■ What the task asks ■
Omit images. Retype all entries verbatim.

■ Data for this task ■
<<<<

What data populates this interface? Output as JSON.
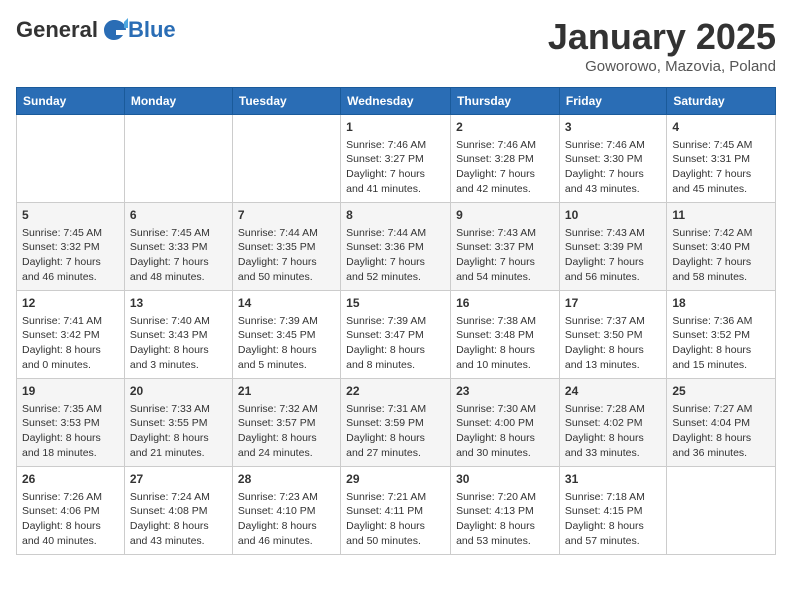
{
  "logo": {
    "general": "General",
    "blue": "Blue"
  },
  "title": "January 2025",
  "subtitle": "Goworowo, Mazovia, Poland",
  "days_of_week": [
    "Sunday",
    "Monday",
    "Tuesday",
    "Wednesday",
    "Thursday",
    "Friday",
    "Saturday"
  ],
  "weeks": [
    [
      {
        "day": "",
        "sunrise": "",
        "sunset": "",
        "daylight": ""
      },
      {
        "day": "",
        "sunrise": "",
        "sunset": "",
        "daylight": ""
      },
      {
        "day": "",
        "sunrise": "",
        "sunset": "",
        "daylight": ""
      },
      {
        "day": "1",
        "sunrise": "Sunrise: 7:46 AM",
        "sunset": "Sunset: 3:27 PM",
        "daylight": "Daylight: 7 hours and 41 minutes."
      },
      {
        "day": "2",
        "sunrise": "Sunrise: 7:46 AM",
        "sunset": "Sunset: 3:28 PM",
        "daylight": "Daylight: 7 hours and 42 minutes."
      },
      {
        "day": "3",
        "sunrise": "Sunrise: 7:46 AM",
        "sunset": "Sunset: 3:30 PM",
        "daylight": "Daylight: 7 hours and 43 minutes."
      },
      {
        "day": "4",
        "sunrise": "Sunrise: 7:45 AM",
        "sunset": "Sunset: 3:31 PM",
        "daylight": "Daylight: 7 hours and 45 minutes."
      }
    ],
    [
      {
        "day": "5",
        "sunrise": "Sunrise: 7:45 AM",
        "sunset": "Sunset: 3:32 PM",
        "daylight": "Daylight: 7 hours and 46 minutes."
      },
      {
        "day": "6",
        "sunrise": "Sunrise: 7:45 AM",
        "sunset": "Sunset: 3:33 PM",
        "daylight": "Daylight: 7 hours and 48 minutes."
      },
      {
        "day": "7",
        "sunrise": "Sunrise: 7:44 AM",
        "sunset": "Sunset: 3:35 PM",
        "daylight": "Daylight: 7 hours and 50 minutes."
      },
      {
        "day": "8",
        "sunrise": "Sunrise: 7:44 AM",
        "sunset": "Sunset: 3:36 PM",
        "daylight": "Daylight: 7 hours and 52 minutes."
      },
      {
        "day": "9",
        "sunrise": "Sunrise: 7:43 AM",
        "sunset": "Sunset: 3:37 PM",
        "daylight": "Daylight: 7 hours and 54 minutes."
      },
      {
        "day": "10",
        "sunrise": "Sunrise: 7:43 AM",
        "sunset": "Sunset: 3:39 PM",
        "daylight": "Daylight: 7 hours and 56 minutes."
      },
      {
        "day": "11",
        "sunrise": "Sunrise: 7:42 AM",
        "sunset": "Sunset: 3:40 PM",
        "daylight": "Daylight: 7 hours and 58 minutes."
      }
    ],
    [
      {
        "day": "12",
        "sunrise": "Sunrise: 7:41 AM",
        "sunset": "Sunset: 3:42 PM",
        "daylight": "Daylight: 8 hours and 0 minutes."
      },
      {
        "day": "13",
        "sunrise": "Sunrise: 7:40 AM",
        "sunset": "Sunset: 3:43 PM",
        "daylight": "Daylight: 8 hours and 3 minutes."
      },
      {
        "day": "14",
        "sunrise": "Sunrise: 7:39 AM",
        "sunset": "Sunset: 3:45 PM",
        "daylight": "Daylight: 8 hours and 5 minutes."
      },
      {
        "day": "15",
        "sunrise": "Sunrise: 7:39 AM",
        "sunset": "Sunset: 3:47 PM",
        "daylight": "Daylight: 8 hours and 8 minutes."
      },
      {
        "day": "16",
        "sunrise": "Sunrise: 7:38 AM",
        "sunset": "Sunset: 3:48 PM",
        "daylight": "Daylight: 8 hours and 10 minutes."
      },
      {
        "day": "17",
        "sunrise": "Sunrise: 7:37 AM",
        "sunset": "Sunset: 3:50 PM",
        "daylight": "Daylight: 8 hours and 13 minutes."
      },
      {
        "day": "18",
        "sunrise": "Sunrise: 7:36 AM",
        "sunset": "Sunset: 3:52 PM",
        "daylight": "Daylight: 8 hours and 15 minutes."
      }
    ],
    [
      {
        "day": "19",
        "sunrise": "Sunrise: 7:35 AM",
        "sunset": "Sunset: 3:53 PM",
        "daylight": "Daylight: 8 hours and 18 minutes."
      },
      {
        "day": "20",
        "sunrise": "Sunrise: 7:33 AM",
        "sunset": "Sunset: 3:55 PM",
        "daylight": "Daylight: 8 hours and 21 minutes."
      },
      {
        "day": "21",
        "sunrise": "Sunrise: 7:32 AM",
        "sunset": "Sunset: 3:57 PM",
        "daylight": "Daylight: 8 hours and 24 minutes."
      },
      {
        "day": "22",
        "sunrise": "Sunrise: 7:31 AM",
        "sunset": "Sunset: 3:59 PM",
        "daylight": "Daylight: 8 hours and 27 minutes."
      },
      {
        "day": "23",
        "sunrise": "Sunrise: 7:30 AM",
        "sunset": "Sunset: 4:00 PM",
        "daylight": "Daylight: 8 hours and 30 minutes."
      },
      {
        "day": "24",
        "sunrise": "Sunrise: 7:28 AM",
        "sunset": "Sunset: 4:02 PM",
        "daylight": "Daylight: 8 hours and 33 minutes."
      },
      {
        "day": "25",
        "sunrise": "Sunrise: 7:27 AM",
        "sunset": "Sunset: 4:04 PM",
        "daylight": "Daylight: 8 hours and 36 minutes."
      }
    ],
    [
      {
        "day": "26",
        "sunrise": "Sunrise: 7:26 AM",
        "sunset": "Sunset: 4:06 PM",
        "daylight": "Daylight: 8 hours and 40 minutes."
      },
      {
        "day": "27",
        "sunrise": "Sunrise: 7:24 AM",
        "sunset": "Sunset: 4:08 PM",
        "daylight": "Daylight: 8 hours and 43 minutes."
      },
      {
        "day": "28",
        "sunrise": "Sunrise: 7:23 AM",
        "sunset": "Sunset: 4:10 PM",
        "daylight": "Daylight: 8 hours and 46 minutes."
      },
      {
        "day": "29",
        "sunrise": "Sunrise: 7:21 AM",
        "sunset": "Sunset: 4:11 PM",
        "daylight": "Daylight: 8 hours and 50 minutes."
      },
      {
        "day": "30",
        "sunrise": "Sunrise: 7:20 AM",
        "sunset": "Sunset: 4:13 PM",
        "daylight": "Daylight: 8 hours and 53 minutes."
      },
      {
        "day": "31",
        "sunrise": "Sunrise: 7:18 AM",
        "sunset": "Sunset: 4:15 PM",
        "daylight": "Daylight: 8 hours and 57 minutes."
      },
      {
        "day": "",
        "sunrise": "",
        "sunset": "",
        "daylight": ""
      }
    ]
  ]
}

>>>>

■ Reply to the task ■
What data populates this interface? Output as JSON.
{
  "logo": {
    "general": "General",
    "blue": "Blue"
  },
  "title": "January 2025",
  "subtitle": "Goworowo, Mazovia, Poland",
  "days_of_week": [
    "Sunday",
    "Monday",
    "Tuesday",
    "Wednesday",
    "Thursday",
    "Friday",
    "Saturday"
  ],
  "weeks": [
    [
      {
        "day": "",
        "sunrise": "",
        "sunset": "",
        "daylight": ""
      },
      {
        "day": "",
        "sunrise": "",
        "sunset": "",
        "daylight": ""
      },
      {
        "day": "",
        "sunrise": "",
        "sunset": "",
        "daylight": ""
      },
      {
        "day": "1",
        "sunrise": "Sunrise: 7:46 AM",
        "sunset": "Sunset: 3:27 PM",
        "daylight": "Daylight: 7 hours and 41 minutes."
      },
      {
        "day": "2",
        "sunrise": "Sunrise: 7:46 AM",
        "sunset": "Sunset: 3:28 PM",
        "daylight": "Daylight: 7 hours and 42 minutes."
      },
      {
        "day": "3",
        "sunrise": "Sunrise: 7:46 AM",
        "sunset": "Sunset: 3:30 PM",
        "daylight": "Daylight: 7 hours and 43 minutes."
      },
      {
        "day": "4",
        "sunrise": "Sunrise: 7:45 AM",
        "sunset": "Sunset: 3:31 PM",
        "daylight": "Daylight: 7 hours and 45 minutes."
      }
    ],
    [
      {
        "day": "5",
        "sunrise": "Sunrise: 7:45 AM",
        "sunset": "Sunset: 3:32 PM",
        "daylight": "Daylight: 7 hours and 46 minutes."
      },
      {
        "day": "6",
        "sunrise": "Sunrise: 7:45 AM",
        "sunset": "Sunset: 3:33 PM",
        "daylight": "Daylight: 7 hours and 48 minutes."
      },
      {
        "day": "7",
        "sunrise": "Sunrise: 7:44 AM",
        "sunset": "Sunset: 3:35 PM",
        "daylight": "Daylight: 7 hours and 50 minutes."
      },
      {
        "day": "8",
        "sunrise": "Sunrise: 7:44 AM",
        "sunset": "Sunset: 3:36 PM",
        "daylight": "Daylight: 7 hours and 52 minutes."
      },
      {
        "day": "9",
        "sunrise": "Sunrise: 7:43 AM",
        "sunset": "Sunset: 3:37 PM",
        "daylight": "Daylight: 7 hours and 54 minutes."
      },
      {
        "day": "10",
        "sunrise": "Sunrise: 7:43 AM",
        "sunset": "Sunset: 3:39 PM",
        "daylight": "Daylight: 7 hours and 56 minutes."
      },
      {
        "day": "11",
        "sunrise": "Sunrise: 7:42 AM",
        "sunset": "Sunset: 3:40 PM",
        "daylight": "Daylight: 7 hours and 58 minutes."
      }
    ],
    [
      {
        "day": "12",
        "sunrise": "Sunrise: 7:41 AM",
        "sunset": "Sunset: 3:42 PM",
        "daylight": "Daylight: 8 hours and 0 minutes."
      },
      {
        "day": "13",
        "sunrise": "Sunrise: 7:40 AM",
        "sunset": "Sunset: 3:43 PM",
        "daylight": "Daylight: 8 hours and 3 minutes."
      },
      {
        "day": "14",
        "sunrise": "Sunrise: 7:39 AM",
        "sunset": "Sunset: 3:45 PM",
        "daylight": "Daylight: 8 hours and 5 minutes."
      },
      {
        "day": "15",
        "sunrise": "Sunrise: 7:39 AM",
        "sunset": "Sunset: 3:47 PM",
        "daylight": "Daylight: 8 hours and 8 minutes."
      },
      {
        "day": "16",
        "sunrise": "Sunrise: 7:38 AM",
        "sunset": "Sunset: 3:48 PM",
        "daylight": "Daylight: 8 hours and 10 minutes."
      },
      {
        "day": "17",
        "sunrise": "Sunrise: 7:37 AM",
        "sunset": "Sunset: 3:50 PM",
        "daylight": "Daylight: 8 hours and 13 minutes."
      },
      {
        "day": "18",
        "sunrise": "Sunrise: 7:36 AM",
        "sunset": "Sunset: 3:52 PM",
        "daylight": "Daylight: 8 hours and 15 minutes."
      }
    ],
    [
      {
        "day": "19",
        "sunrise": "Sunrise: 7:35 AM",
        "sunset": "Sunset: 3:53 PM",
        "daylight": "Daylight: 8 hours and 18 minutes."
      },
      {
        "day": "20",
        "sunrise": "Sunrise: 7:33 AM",
        "sunset": "Sunset: 3:55 PM",
        "daylight": "Daylight: 8 hours and 21 minutes."
      },
      {
        "day": "21",
        "sunrise": "Sunrise: 7:32 AM",
        "sunset": "Sunset: 3:57 PM",
        "daylight": "Daylight: 8 hours and 24 minutes."
      },
      {
        "day": "22",
        "sunrise": "Sunrise: 7:31 AM",
        "sunset": "Sunset: 3:59 PM",
        "daylight": "Daylight: 8 hours and 27 minutes."
      },
      {
        "day": "23",
        "sunrise": "Sunrise: 7:30 AM",
        "sunset": "Sunset: 4:00 PM",
        "daylight": "Daylight: 8 hours and 30 minutes."
      },
      {
        "day": "24",
        "sunrise": "Sunrise: 7:28 AM",
        "sunset": "Sunset: 4:02 PM",
        "daylight": "Daylight: 8 hours and 33 minutes."
      },
      {
        "day": "25",
        "sunrise": "Sunrise: 7:27 AM",
        "sunset": "Sunset: 4:04 PM",
        "daylight": "Daylight: 8 hours and 36 minutes."
      }
    ],
    [
      {
        "day": "26",
        "sunrise": "Sunrise: 7:26 AM",
        "sunset": "Sunset: 4:06 PM",
        "daylight": "Daylight: 8 hours and 40 minutes."
      },
      {
        "day": "27",
        "sunrise": "Sunrise: 7:24 AM",
        "sunset": "Sunset: 4:08 PM",
        "daylight": "Daylight: 8 hours and 43 minutes."
      },
      {
        "day": "28",
        "sunrise": "Sunrise: 7:23 AM",
        "sunset": "Sunset: 4:10 PM",
        "daylight": "Daylight: 8 hours and 46 minutes."
      },
      {
        "day": "29",
        "sunrise": "Sunrise: 7:21 AM",
        "sunset": "Sunset: 4:11 PM",
        "daylight": "Daylight: 8 hours and 50 minutes."
      },
      {
        "day": "30",
        "sunrise": "Sunrise: 7:20 AM",
        "sunset": "Sunset: 4:13 PM",
        "daylight": "Daylight: 8 hours and 53 minutes."
      },
      {
        "day": "31",
        "sunrise": "Sunrise: 7:18 AM",
        "sunset": "Sunset: 4:15 PM",
        "daylight": "Daylight: 8 hours and 57 minutes."
      },
      {
        "day": "",
        "sunrise": "",
        "sunset": "",
        "daylight": ""
      }
    ]
  ]
}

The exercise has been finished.